* **Problem A**: In the burger review below, rewrite the paragraph that begins "When I set out for an impromptu weekend lunch" more briefly, keeping its main facts.

* **Text**:
============================================================

The Meating Place occupies the former site of Porto’s on St Mary’s Street and they’ve done one hell of job updating the old tatty place. Retaining the dark wood beams and furniture of Porto’s they’ve transformed the restaurant through the use of a few well placed mirrors, a scattering of spotlights, a white washing of the walls and the odd black & white photo.
When I set out for an impromptu weekend lunch with Mrs G, my mind was fixed that I was going to order a burger. One glance of the Express lunch menu later and my resolve was tested. Attention grabbing options included an open sandwich of salt beef, ox tongue, piccalilli and potato salad (£4.90) along with a rather bargainous 8oz rib eye steak with hand cut chips (£7.95).
In the end I successfully stuck to my guns and ordered the burger.
The Burger – The Meating Place, Flame grilled bacon and cheese burger
1. Is it as tasty as a Big Mac? Nearly but not quite.
2. How was the patty? Served medium to well done, the perfectly proportioned patty was well seasoned and still moist. The flame grilling of the patty added a welcome flavour dimension (flame grill is certainly one of the trump cards Burger King holds over McDonalds). However, the level of charring was pushed to the very limit of acceptability.
2. How was the patty? Served medium to well done, the perfectly proportioned patty was well seasoned and still moist. The flame grilling of the patty added a welcome flavour dimension (flame grill is certainly one of the trump cards Burger King holds over McDonalds). However, the level of charring was pushed to the very limit of acceptability.
3. How was the bun? Lightly toasted this beautifully glazed bun looked the part. The very good white roll cosseted the burger perfectly.
4. How was the other stuff in the bun? A generous number of rashers of thick well flavoured bacon, oozing cheddar and a couple of slices of tomato. Conspicuous by its absence was a good smear of ketchup and mayonnaise. I’m of the opinion that if you expect the customer to sauce their own burger then condiments should be brought to the table or offered without prompting.
5. How were the fries? Excellent. Crisp and fluffy. Proper chips.
6. What was the price? £7.50 Very good for the quality of burger especially with the cheese, bacon and chips included in the price
7. How were the sides?
Onion rings (£2.50) were excellent; crisp, sweet and salty. The extra drop of grease made them a close second best to Mimosa’s.
8. What about the other food?

============================================================

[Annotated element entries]
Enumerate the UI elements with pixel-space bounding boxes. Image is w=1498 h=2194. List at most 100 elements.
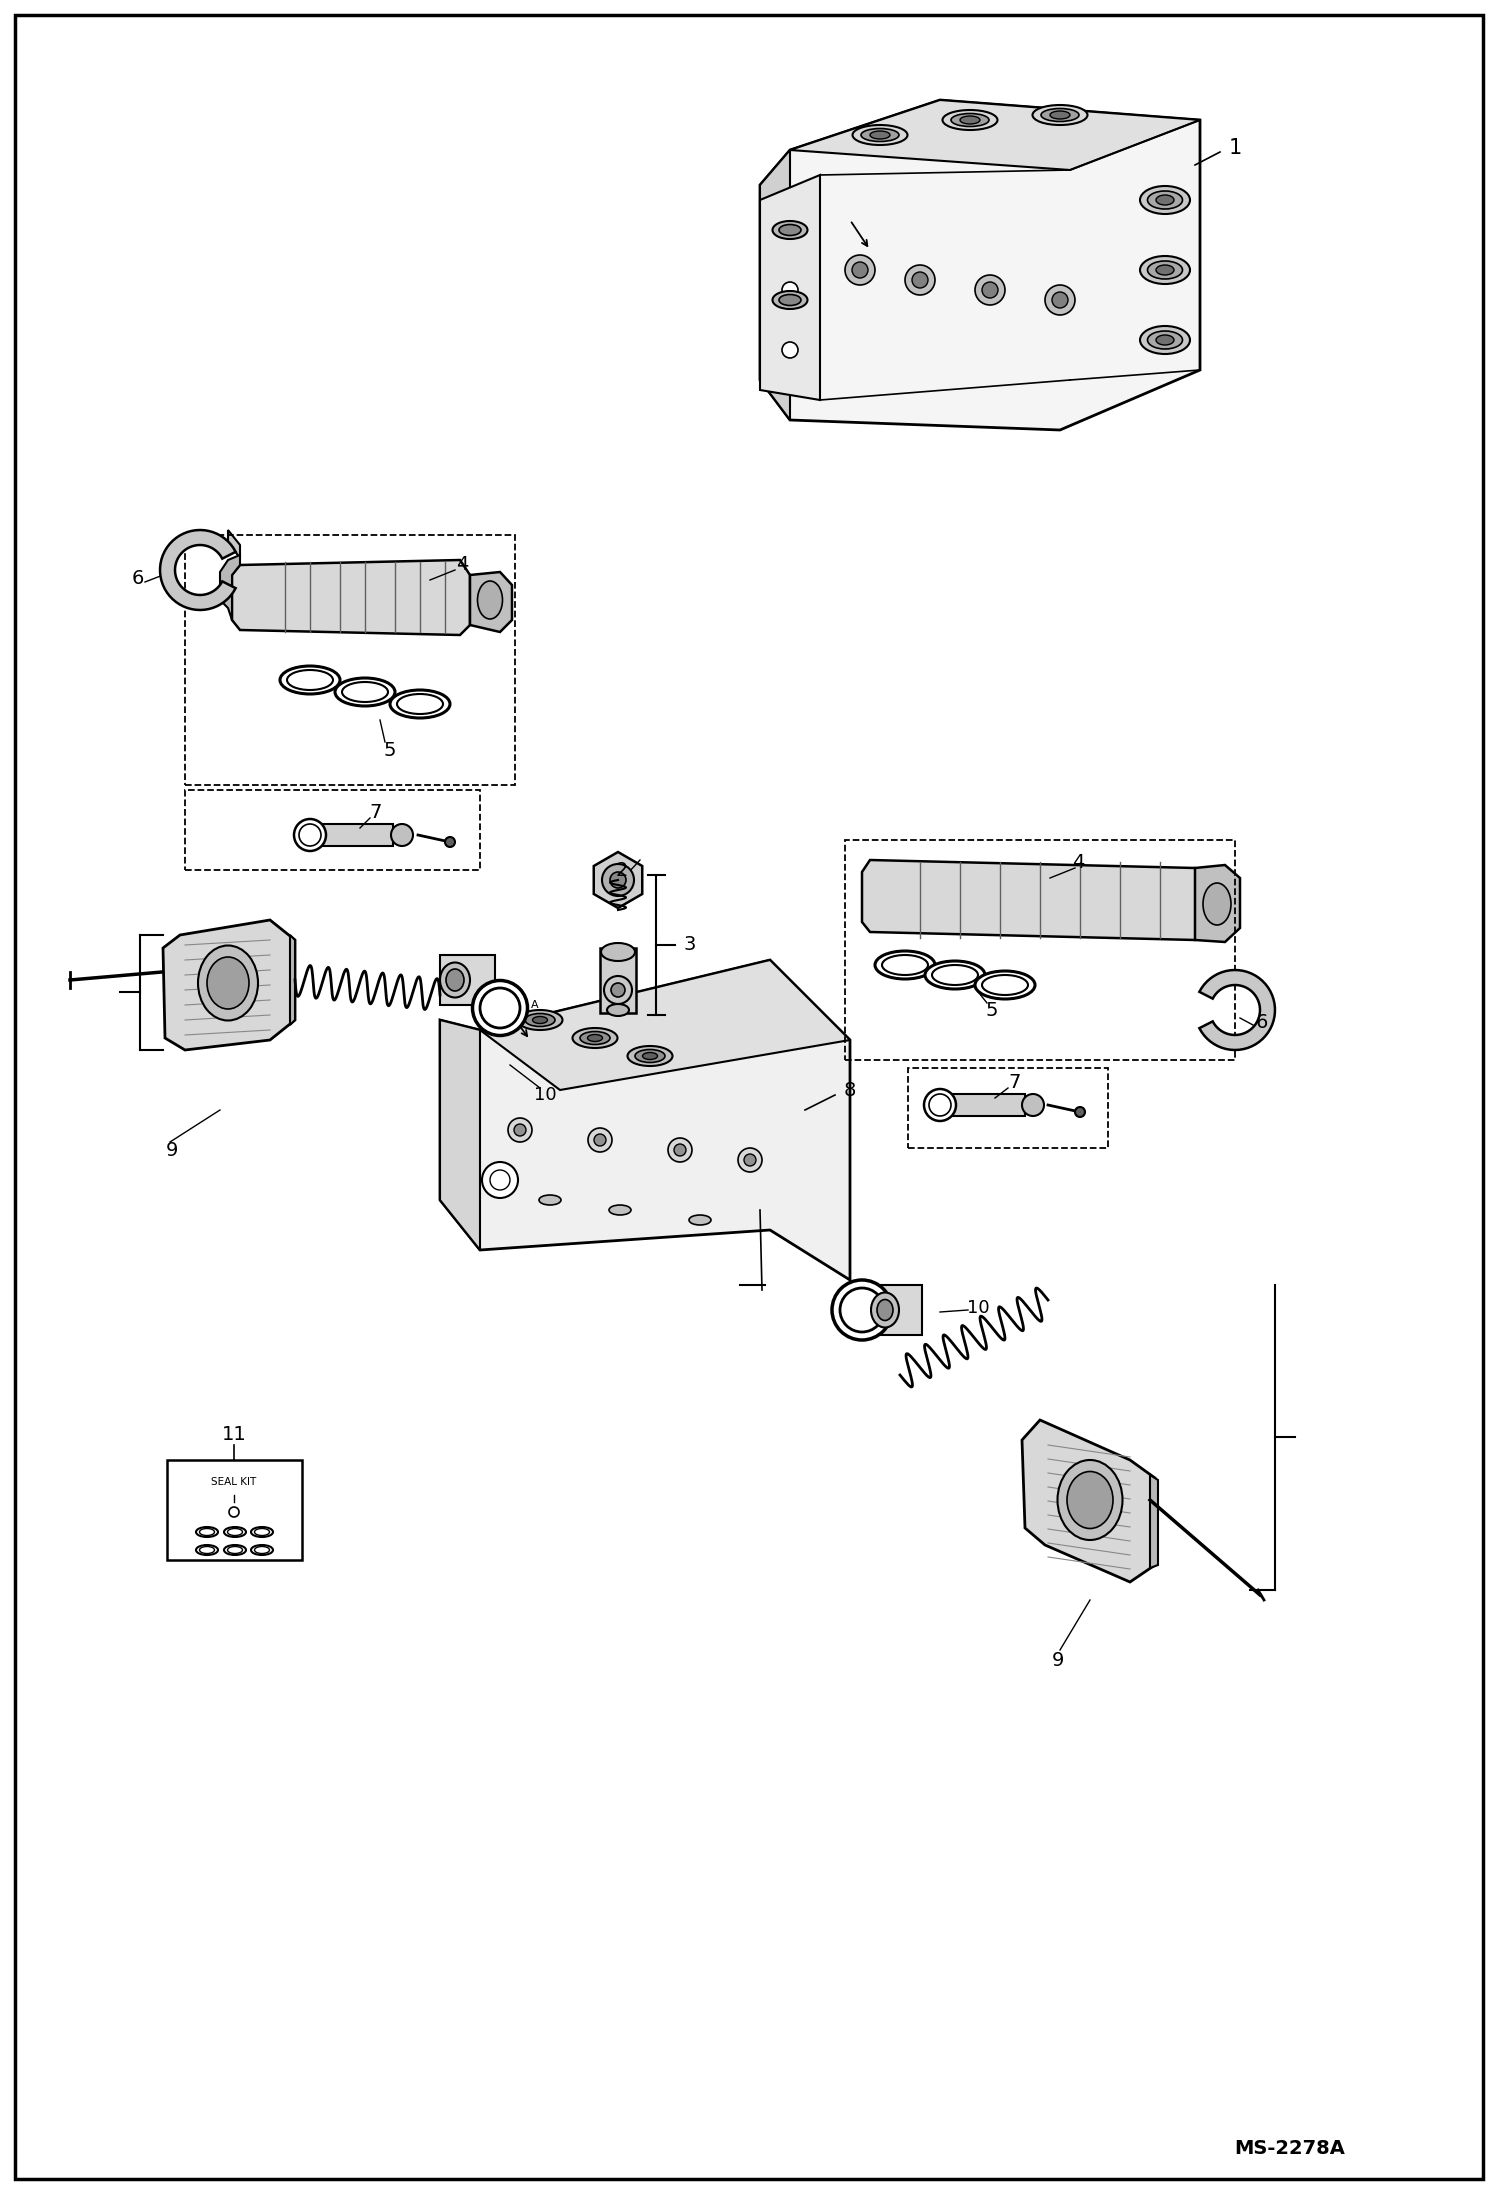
Ellipse shape xyxy=(1156,336,1174,344)
Ellipse shape xyxy=(225,1545,246,1556)
Circle shape xyxy=(1052,292,1068,307)
Ellipse shape xyxy=(207,957,249,1009)
Ellipse shape xyxy=(479,987,520,1029)
Ellipse shape xyxy=(1032,105,1088,125)
Ellipse shape xyxy=(1140,186,1189,215)
Circle shape xyxy=(852,261,867,279)
Ellipse shape xyxy=(580,1031,610,1044)
Ellipse shape xyxy=(228,1529,243,1536)
Text: 4: 4 xyxy=(1071,853,1085,871)
Polygon shape xyxy=(1200,970,1275,1051)
Circle shape xyxy=(912,272,927,287)
Polygon shape xyxy=(163,919,295,1051)
Polygon shape xyxy=(861,860,1204,939)
Ellipse shape xyxy=(643,1053,658,1060)
Ellipse shape xyxy=(1147,331,1182,349)
Ellipse shape xyxy=(280,667,340,693)
Circle shape xyxy=(508,1119,532,1143)
Bar xyxy=(950,1095,1025,1117)
Text: 7: 7 xyxy=(370,803,382,821)
Circle shape xyxy=(229,1507,240,1516)
Bar xyxy=(440,954,494,1005)
Circle shape xyxy=(514,1123,526,1136)
Ellipse shape xyxy=(391,825,413,847)
Ellipse shape xyxy=(524,1014,554,1027)
Text: 8: 8 xyxy=(843,1079,857,1099)
Polygon shape xyxy=(759,176,819,399)
Ellipse shape xyxy=(932,965,978,985)
Polygon shape xyxy=(1150,1474,1158,1569)
Ellipse shape xyxy=(294,818,327,851)
Circle shape xyxy=(782,222,798,237)
Ellipse shape xyxy=(472,981,527,1036)
Ellipse shape xyxy=(1203,882,1231,926)
Polygon shape xyxy=(232,559,470,634)
Bar xyxy=(601,948,637,1014)
Ellipse shape xyxy=(773,222,807,239)
Ellipse shape xyxy=(446,970,464,992)
Circle shape xyxy=(610,871,626,889)
Polygon shape xyxy=(160,531,235,610)
Circle shape xyxy=(490,1169,509,1189)
Circle shape xyxy=(905,265,935,294)
Text: 11: 11 xyxy=(222,1426,246,1444)
Circle shape xyxy=(602,864,634,895)
Ellipse shape xyxy=(397,693,443,713)
Ellipse shape xyxy=(951,114,989,127)
Text: MS-2278A: MS-2278A xyxy=(1234,2139,1345,2157)
Ellipse shape xyxy=(610,1205,631,1215)
Circle shape xyxy=(674,1143,686,1156)
Ellipse shape xyxy=(960,116,980,125)
Ellipse shape xyxy=(779,224,801,235)
Polygon shape xyxy=(440,961,849,1279)
Ellipse shape xyxy=(773,292,807,309)
Ellipse shape xyxy=(876,1299,893,1321)
Bar xyxy=(318,825,392,847)
Circle shape xyxy=(1076,1108,1085,1117)
Polygon shape xyxy=(470,573,512,632)
Text: 6: 6 xyxy=(1255,1011,1269,1031)
Ellipse shape xyxy=(601,943,635,961)
Text: 5: 5 xyxy=(986,1000,998,1020)
Circle shape xyxy=(739,1147,762,1172)
Circle shape xyxy=(482,1163,518,1198)
Ellipse shape xyxy=(924,961,986,989)
Ellipse shape xyxy=(300,825,321,847)
Ellipse shape xyxy=(861,129,899,140)
Text: 1: 1 xyxy=(1228,138,1242,158)
Ellipse shape xyxy=(870,132,890,138)
Ellipse shape xyxy=(1022,1095,1044,1117)
Bar xyxy=(184,790,479,871)
Circle shape xyxy=(611,983,625,996)
Ellipse shape xyxy=(852,125,908,145)
Ellipse shape xyxy=(517,1009,563,1029)
Ellipse shape xyxy=(440,963,470,998)
Ellipse shape xyxy=(198,946,258,1020)
Ellipse shape xyxy=(587,1036,602,1042)
Polygon shape xyxy=(220,555,240,621)
Ellipse shape xyxy=(831,1279,891,1341)
Ellipse shape xyxy=(1041,108,1079,121)
Ellipse shape xyxy=(228,1547,243,1553)
Text: 3: 3 xyxy=(683,935,697,954)
Polygon shape xyxy=(228,531,240,557)
Ellipse shape xyxy=(532,1016,547,1022)
Ellipse shape xyxy=(199,1529,214,1536)
Polygon shape xyxy=(610,873,626,886)
Polygon shape xyxy=(440,1020,479,1251)
Circle shape xyxy=(745,1154,756,1165)
Bar xyxy=(908,1068,1109,1147)
Text: SEAL KIT: SEAL KIT xyxy=(211,1477,256,1488)
Ellipse shape xyxy=(252,1527,273,1538)
Ellipse shape xyxy=(1050,112,1070,118)
Ellipse shape xyxy=(924,1088,956,1121)
Circle shape xyxy=(782,342,798,358)
Polygon shape xyxy=(789,101,1200,169)
Polygon shape xyxy=(479,961,849,1090)
Ellipse shape xyxy=(635,1049,665,1062)
Ellipse shape xyxy=(336,678,395,706)
Circle shape xyxy=(845,255,875,285)
Bar xyxy=(184,535,515,785)
Ellipse shape xyxy=(196,1545,219,1556)
Ellipse shape xyxy=(1058,1459,1122,1540)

============================================================

* **Problem B**: Please repeat the part of the records above that opens with the line containing "Ellipse shape xyxy=(1156,336,1174,344)" and closes with the line containing "Circle shape xyxy=(905,265,935,294)".

* **Result A**: Setting out for an unplanned weekend lunch with Mrs G, the writer intended to order a burger, but the Express lunch menu tested that resolve. Tempting options included an open sandwich of salt beef, ox tongue, piccalilli and potato salad (£4.90) and a bargain 8oz rib eye steak with hand cut chips (£7.95).

* **Result B**:
Ellipse shape xyxy=(1156,336,1174,344)
Ellipse shape xyxy=(225,1545,246,1556)
Circle shape xyxy=(1052,292,1068,307)
Ellipse shape xyxy=(207,957,249,1009)
Ellipse shape xyxy=(479,987,520,1029)
Ellipse shape xyxy=(1032,105,1088,125)
Ellipse shape xyxy=(1140,186,1189,215)
Circle shape xyxy=(852,261,867,279)
Ellipse shape xyxy=(580,1031,610,1044)
Ellipse shape xyxy=(228,1529,243,1536)
Text: 4: 4 xyxy=(1071,853,1085,871)
Polygon shape xyxy=(1200,970,1275,1051)
Circle shape xyxy=(912,272,927,287)
Polygon shape xyxy=(163,919,295,1051)
Polygon shape xyxy=(861,860,1204,939)
Ellipse shape xyxy=(643,1053,658,1060)
Ellipse shape xyxy=(1147,331,1182,349)
Ellipse shape xyxy=(280,667,340,693)
Circle shape xyxy=(508,1119,532,1143)
Bar xyxy=(950,1095,1025,1117)
Text: 7: 7 xyxy=(370,803,382,821)
Circle shape xyxy=(229,1507,240,1516)
Bar xyxy=(440,954,494,1005)
Circle shape xyxy=(514,1123,526,1136)
Ellipse shape xyxy=(391,825,413,847)
Ellipse shape xyxy=(524,1014,554,1027)
Text: 8: 8 xyxy=(843,1079,857,1099)
Polygon shape xyxy=(759,176,819,399)
Ellipse shape xyxy=(932,965,978,985)
Polygon shape xyxy=(1150,1474,1158,1569)
Ellipse shape xyxy=(294,818,327,851)
Circle shape xyxy=(782,222,798,237)
Ellipse shape xyxy=(472,981,527,1036)
Ellipse shape xyxy=(1203,882,1231,926)
Polygon shape xyxy=(232,559,470,634)
Bar xyxy=(601,948,637,1014)
Ellipse shape xyxy=(773,222,807,239)
Ellipse shape xyxy=(446,970,464,992)
Circle shape xyxy=(610,871,626,889)
Polygon shape xyxy=(160,531,235,610)
Circle shape xyxy=(490,1169,509,1189)
Circle shape xyxy=(905,265,935,294)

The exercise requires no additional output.